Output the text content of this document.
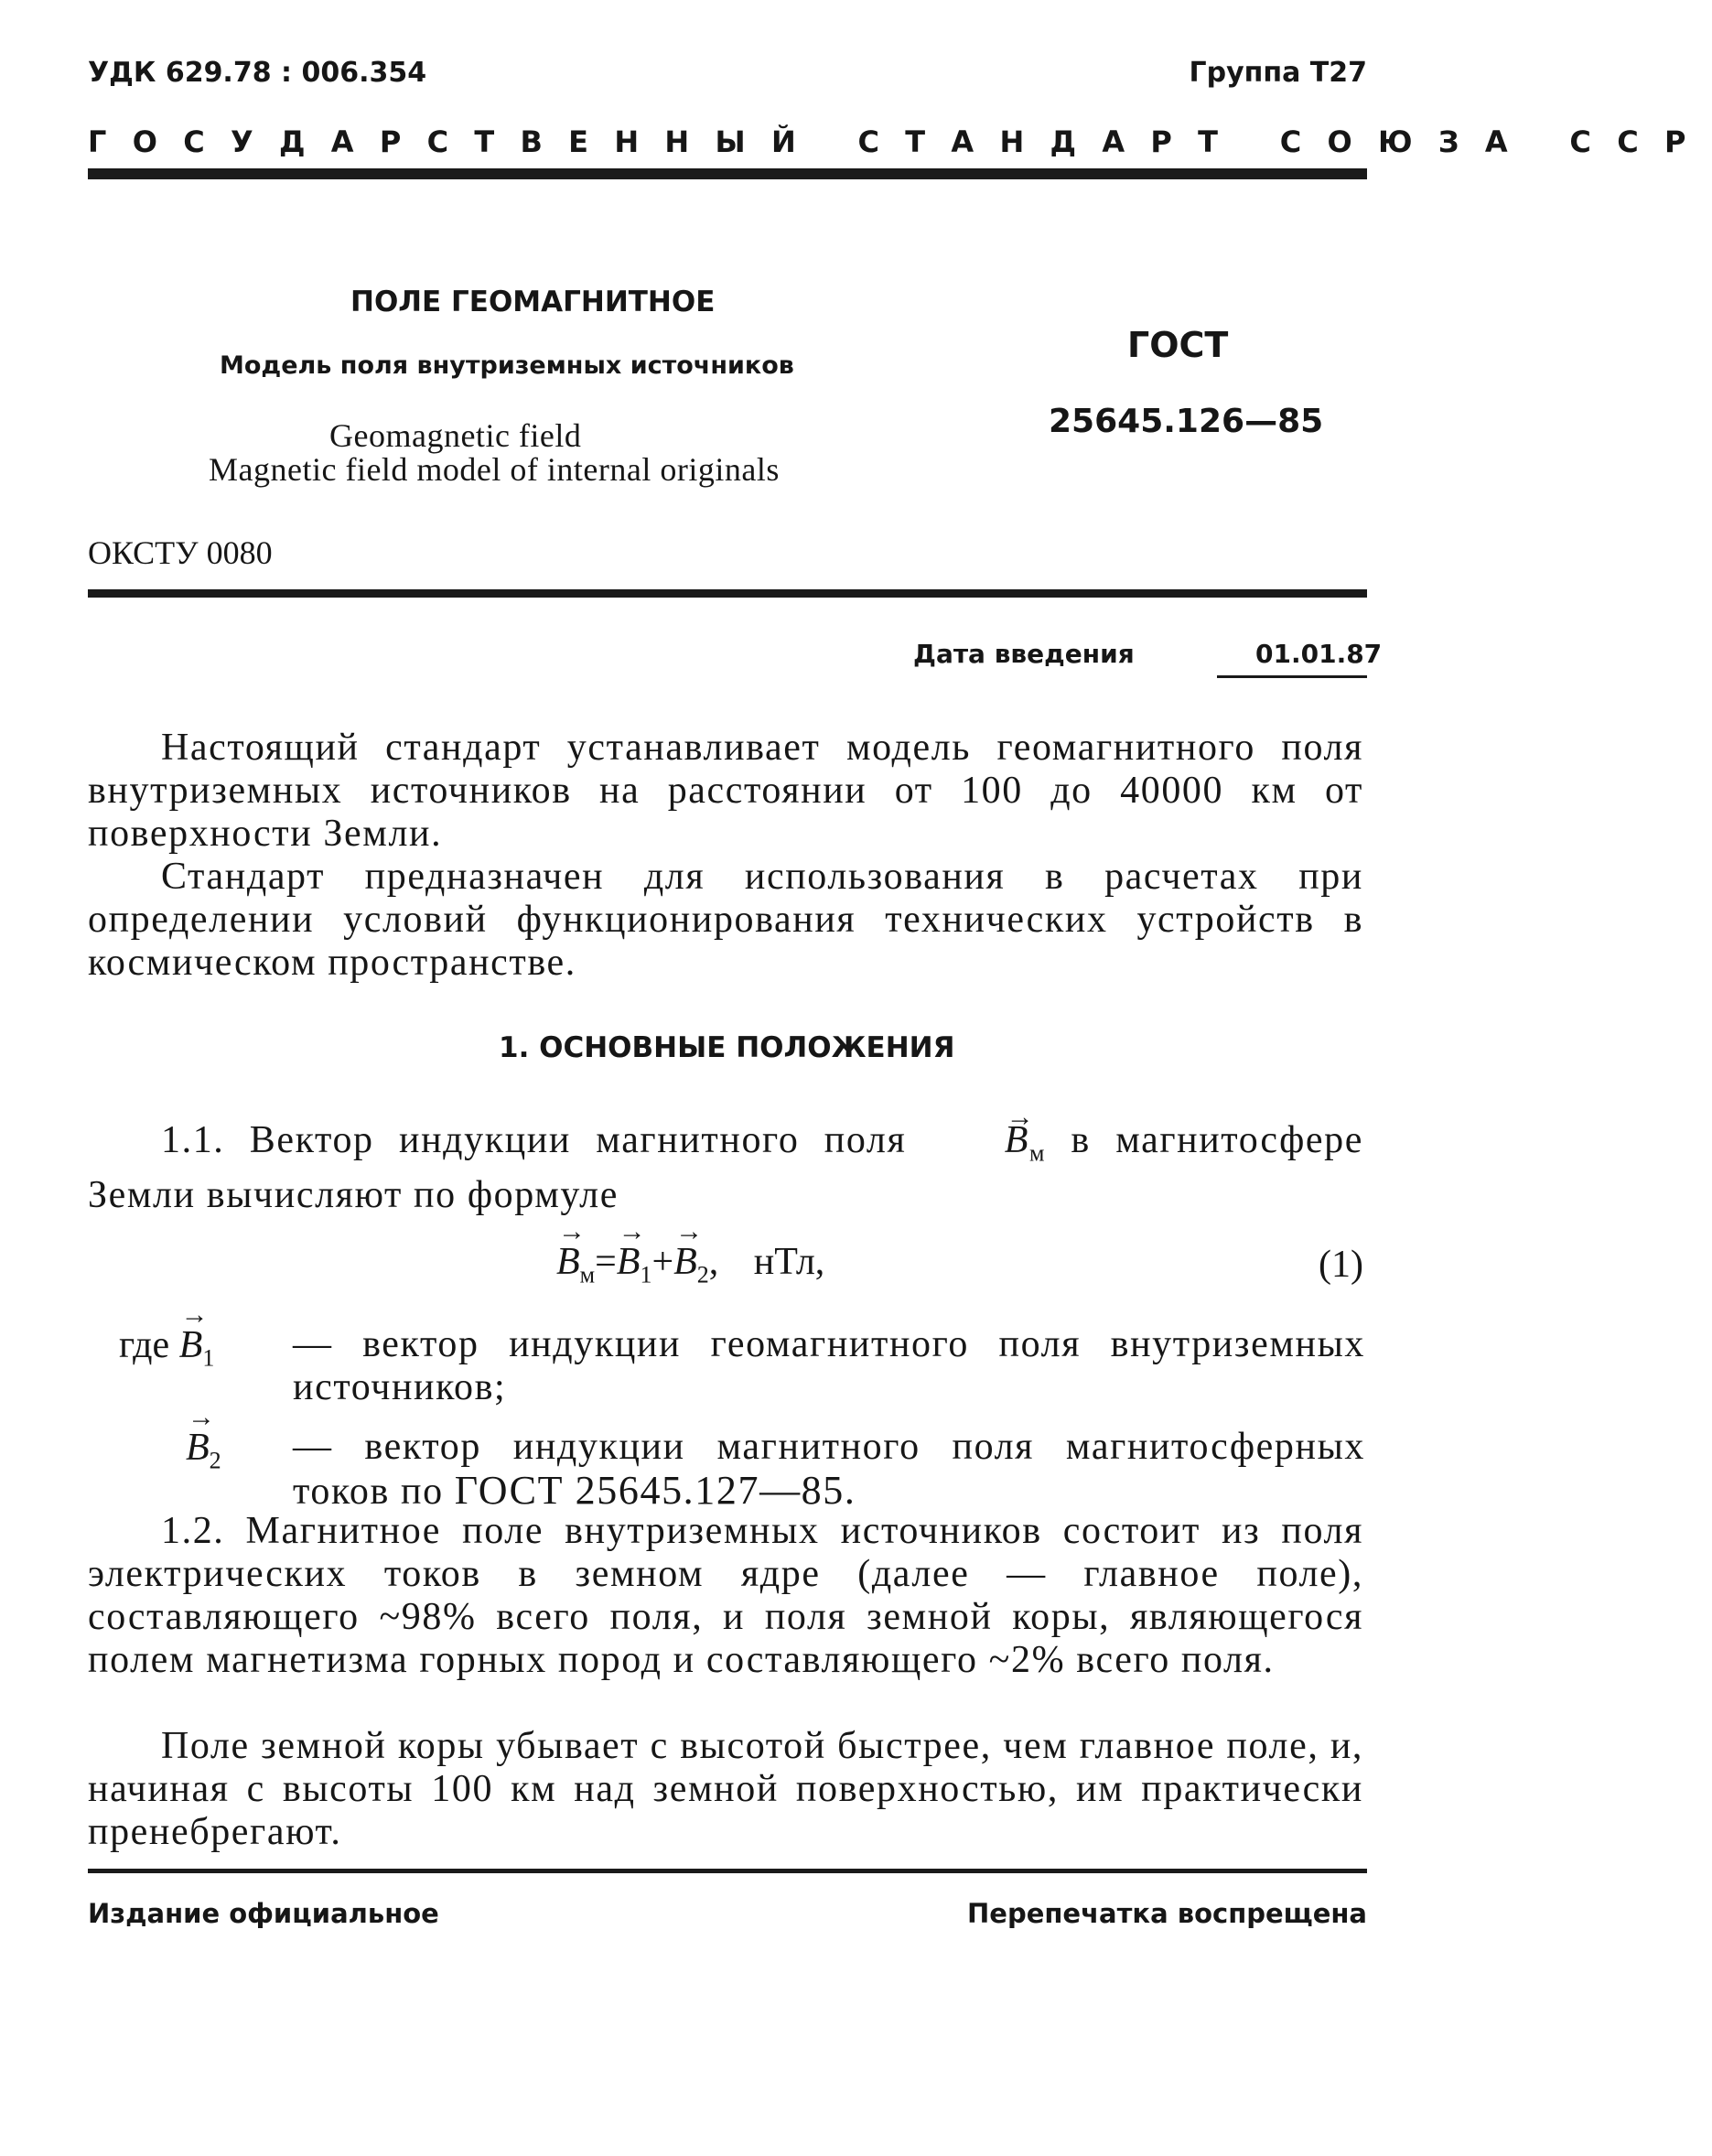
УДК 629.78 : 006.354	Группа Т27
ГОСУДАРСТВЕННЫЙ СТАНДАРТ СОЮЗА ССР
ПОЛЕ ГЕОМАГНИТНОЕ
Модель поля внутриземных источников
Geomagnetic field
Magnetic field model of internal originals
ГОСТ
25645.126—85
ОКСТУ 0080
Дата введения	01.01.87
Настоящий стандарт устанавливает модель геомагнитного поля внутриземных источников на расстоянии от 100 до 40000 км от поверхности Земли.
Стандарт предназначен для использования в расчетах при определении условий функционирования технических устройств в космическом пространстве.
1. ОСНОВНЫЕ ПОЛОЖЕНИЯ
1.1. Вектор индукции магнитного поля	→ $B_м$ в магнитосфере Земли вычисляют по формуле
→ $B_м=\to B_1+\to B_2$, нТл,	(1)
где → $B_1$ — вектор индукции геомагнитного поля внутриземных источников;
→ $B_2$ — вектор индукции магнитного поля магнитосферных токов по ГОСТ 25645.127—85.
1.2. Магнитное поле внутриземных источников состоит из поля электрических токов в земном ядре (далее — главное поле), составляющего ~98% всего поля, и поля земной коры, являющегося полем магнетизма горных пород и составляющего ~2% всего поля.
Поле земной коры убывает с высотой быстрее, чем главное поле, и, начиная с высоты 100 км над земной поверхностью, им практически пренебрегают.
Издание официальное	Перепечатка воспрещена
--
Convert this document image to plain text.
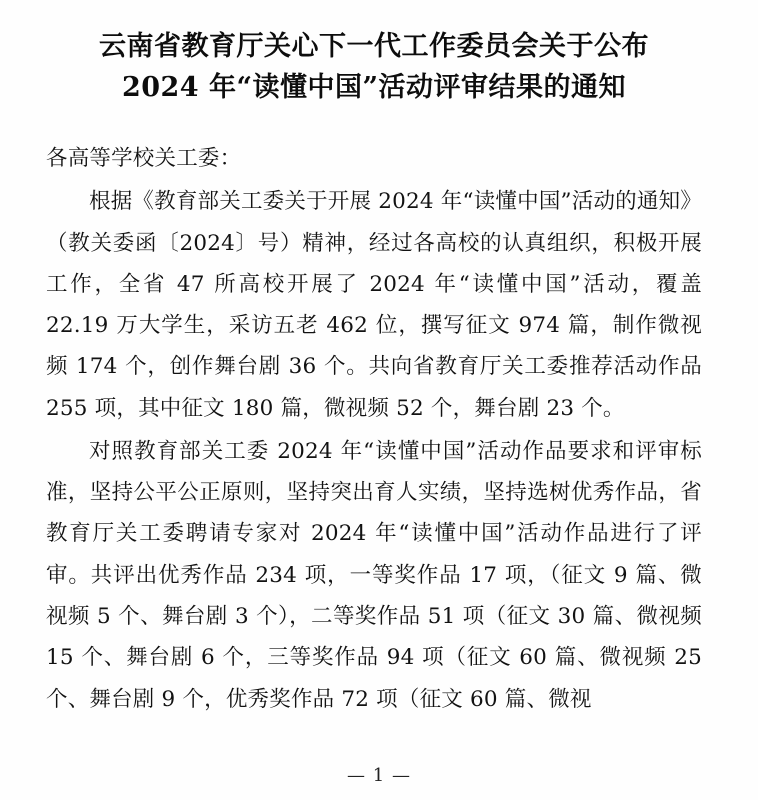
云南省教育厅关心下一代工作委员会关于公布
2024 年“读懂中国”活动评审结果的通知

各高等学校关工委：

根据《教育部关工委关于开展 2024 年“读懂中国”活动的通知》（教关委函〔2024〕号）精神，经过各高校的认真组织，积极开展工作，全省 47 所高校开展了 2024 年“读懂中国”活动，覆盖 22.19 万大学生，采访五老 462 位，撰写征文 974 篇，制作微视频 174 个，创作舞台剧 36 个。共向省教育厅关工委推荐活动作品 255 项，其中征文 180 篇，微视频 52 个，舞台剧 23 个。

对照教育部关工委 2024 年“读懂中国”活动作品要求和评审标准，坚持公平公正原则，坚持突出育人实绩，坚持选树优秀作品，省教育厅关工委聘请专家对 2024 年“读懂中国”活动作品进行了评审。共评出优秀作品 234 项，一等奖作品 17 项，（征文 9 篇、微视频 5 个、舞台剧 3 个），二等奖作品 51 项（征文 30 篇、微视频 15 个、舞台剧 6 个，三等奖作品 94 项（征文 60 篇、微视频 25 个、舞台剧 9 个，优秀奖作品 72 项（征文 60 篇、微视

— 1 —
...
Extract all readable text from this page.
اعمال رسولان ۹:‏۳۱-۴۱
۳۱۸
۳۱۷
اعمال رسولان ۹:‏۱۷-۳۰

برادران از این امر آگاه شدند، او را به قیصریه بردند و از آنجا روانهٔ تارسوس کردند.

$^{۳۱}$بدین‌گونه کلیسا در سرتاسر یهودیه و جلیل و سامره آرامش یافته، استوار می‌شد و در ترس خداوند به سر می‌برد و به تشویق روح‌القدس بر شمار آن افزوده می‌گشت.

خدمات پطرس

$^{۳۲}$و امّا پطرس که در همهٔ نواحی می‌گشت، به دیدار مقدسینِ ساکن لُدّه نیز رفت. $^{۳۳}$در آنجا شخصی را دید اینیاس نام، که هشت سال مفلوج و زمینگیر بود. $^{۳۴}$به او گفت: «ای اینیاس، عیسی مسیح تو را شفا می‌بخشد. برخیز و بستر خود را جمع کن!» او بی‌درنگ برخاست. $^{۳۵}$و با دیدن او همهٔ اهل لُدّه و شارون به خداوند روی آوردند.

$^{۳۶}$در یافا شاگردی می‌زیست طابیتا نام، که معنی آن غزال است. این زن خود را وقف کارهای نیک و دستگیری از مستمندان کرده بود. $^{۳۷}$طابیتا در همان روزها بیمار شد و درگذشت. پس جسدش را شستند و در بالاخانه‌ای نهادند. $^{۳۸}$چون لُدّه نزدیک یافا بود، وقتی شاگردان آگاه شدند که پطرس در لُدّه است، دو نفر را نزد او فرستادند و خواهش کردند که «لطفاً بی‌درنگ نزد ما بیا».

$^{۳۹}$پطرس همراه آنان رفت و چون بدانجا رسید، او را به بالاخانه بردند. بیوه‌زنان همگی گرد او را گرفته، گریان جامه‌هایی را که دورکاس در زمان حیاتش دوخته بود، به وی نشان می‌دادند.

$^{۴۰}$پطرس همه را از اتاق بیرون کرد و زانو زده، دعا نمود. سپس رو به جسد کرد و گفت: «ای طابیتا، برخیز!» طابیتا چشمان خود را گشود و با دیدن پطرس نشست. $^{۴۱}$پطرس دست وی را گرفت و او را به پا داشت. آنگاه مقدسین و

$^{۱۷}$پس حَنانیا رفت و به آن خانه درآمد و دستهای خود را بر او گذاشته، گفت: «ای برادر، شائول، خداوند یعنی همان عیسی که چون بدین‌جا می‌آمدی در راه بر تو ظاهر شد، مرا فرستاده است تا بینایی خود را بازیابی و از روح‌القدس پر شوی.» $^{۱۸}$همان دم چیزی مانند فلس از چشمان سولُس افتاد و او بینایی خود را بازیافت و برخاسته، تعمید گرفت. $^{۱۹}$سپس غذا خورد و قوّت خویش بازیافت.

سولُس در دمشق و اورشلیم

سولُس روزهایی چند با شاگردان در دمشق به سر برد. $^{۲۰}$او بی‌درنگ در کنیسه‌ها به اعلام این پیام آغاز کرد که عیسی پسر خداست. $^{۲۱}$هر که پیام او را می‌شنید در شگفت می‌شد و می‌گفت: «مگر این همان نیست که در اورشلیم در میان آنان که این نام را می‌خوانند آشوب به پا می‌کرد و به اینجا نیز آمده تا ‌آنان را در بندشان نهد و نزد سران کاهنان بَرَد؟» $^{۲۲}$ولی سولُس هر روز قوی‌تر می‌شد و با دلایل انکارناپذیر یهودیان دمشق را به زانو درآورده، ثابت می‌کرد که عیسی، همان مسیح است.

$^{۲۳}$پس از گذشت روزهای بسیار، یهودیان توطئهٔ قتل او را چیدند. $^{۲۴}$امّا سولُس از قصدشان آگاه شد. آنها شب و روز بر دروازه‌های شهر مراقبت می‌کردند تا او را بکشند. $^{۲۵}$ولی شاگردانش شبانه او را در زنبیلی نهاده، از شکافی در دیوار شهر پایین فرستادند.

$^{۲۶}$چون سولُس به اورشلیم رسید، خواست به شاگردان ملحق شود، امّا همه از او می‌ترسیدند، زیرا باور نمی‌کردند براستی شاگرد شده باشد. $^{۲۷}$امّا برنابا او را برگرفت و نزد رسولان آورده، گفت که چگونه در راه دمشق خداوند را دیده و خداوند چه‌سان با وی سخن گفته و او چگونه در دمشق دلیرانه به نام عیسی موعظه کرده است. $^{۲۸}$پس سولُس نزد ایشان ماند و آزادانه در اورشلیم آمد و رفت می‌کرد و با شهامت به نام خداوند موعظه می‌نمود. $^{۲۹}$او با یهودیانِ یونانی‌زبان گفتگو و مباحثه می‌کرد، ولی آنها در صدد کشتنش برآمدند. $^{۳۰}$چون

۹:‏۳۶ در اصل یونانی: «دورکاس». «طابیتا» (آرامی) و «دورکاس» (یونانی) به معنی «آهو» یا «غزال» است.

Exercise objective. Find each line holding "همان". Copy it out.

Finished answer.
$^{۳۶}$در یافا شاگردی می‌زیست طابیتا نام، که معنی آن غزال است. این زن خود را وقف کارهای نیک و دستگیری از مستمندان کرده بود. $^{۳۷}$طابیتا در همان روزها بیمار شد و درگذشت. پس جسدش را شستند و در بالاخانه‌ای نهادند. $^{۳۸}$چون لُدّه نزدیک یافا بود، وقتی شاگردان آگاه شدند که پطرس در لُدّه است، دو نفر را نزد او فرستادند و خواهش کردند که «لطفاً بی‌درنگ نزد ما بیا».
$^{۱۷}$پس حَنانیا رفت و به آن خانه درآمد و دستهای خود را بر او گذاشته، گفت: «ای برادر، شائول، خداوند یعنی همان عیسی که چون بدین‌جا می‌آمدی در راه بر تو ظاهر شد، مرا فرستاده است تا بینایی خود را بازیابی و از روح‌القدس پر شوی.» $^{۱۸}$همان دم چیزی مانند فلس از چشمان سولُس افتاد و او بینایی خود را بازیافت و برخاسته، تعمید گرفت. $^{۱۹}$سپس غذا خورد و قوّت خویش بازیافت.
سولُس روزهایی چند با شاگردان در دمشق به سر برد. $^{۲۰}$او بی‌درنگ در کنیسه‌ها به اعلام این پیام آغاز کرد که عیسی پسر خداست. $^{۲۱}$هر که پیام او را می‌شنید در شگفت می‌شد و می‌گفت: «مگر این همان نیست که در اورشلیم در میان آنان که این نام را می‌خوانند آشوب به پا می‌کرد و به اینجا نیز آمده تا ‌آنان را در بندشان نهد و نزد سران کاهنان بَرَد؟» $^{۲۲}$ولی سولُس هر روز قوی‌تر می‌شد و با دلایل انکارناپذیر یهودیان دمشق را به زانو درآورده، ثابت می‌کرد که عیسی، همان مسیح است.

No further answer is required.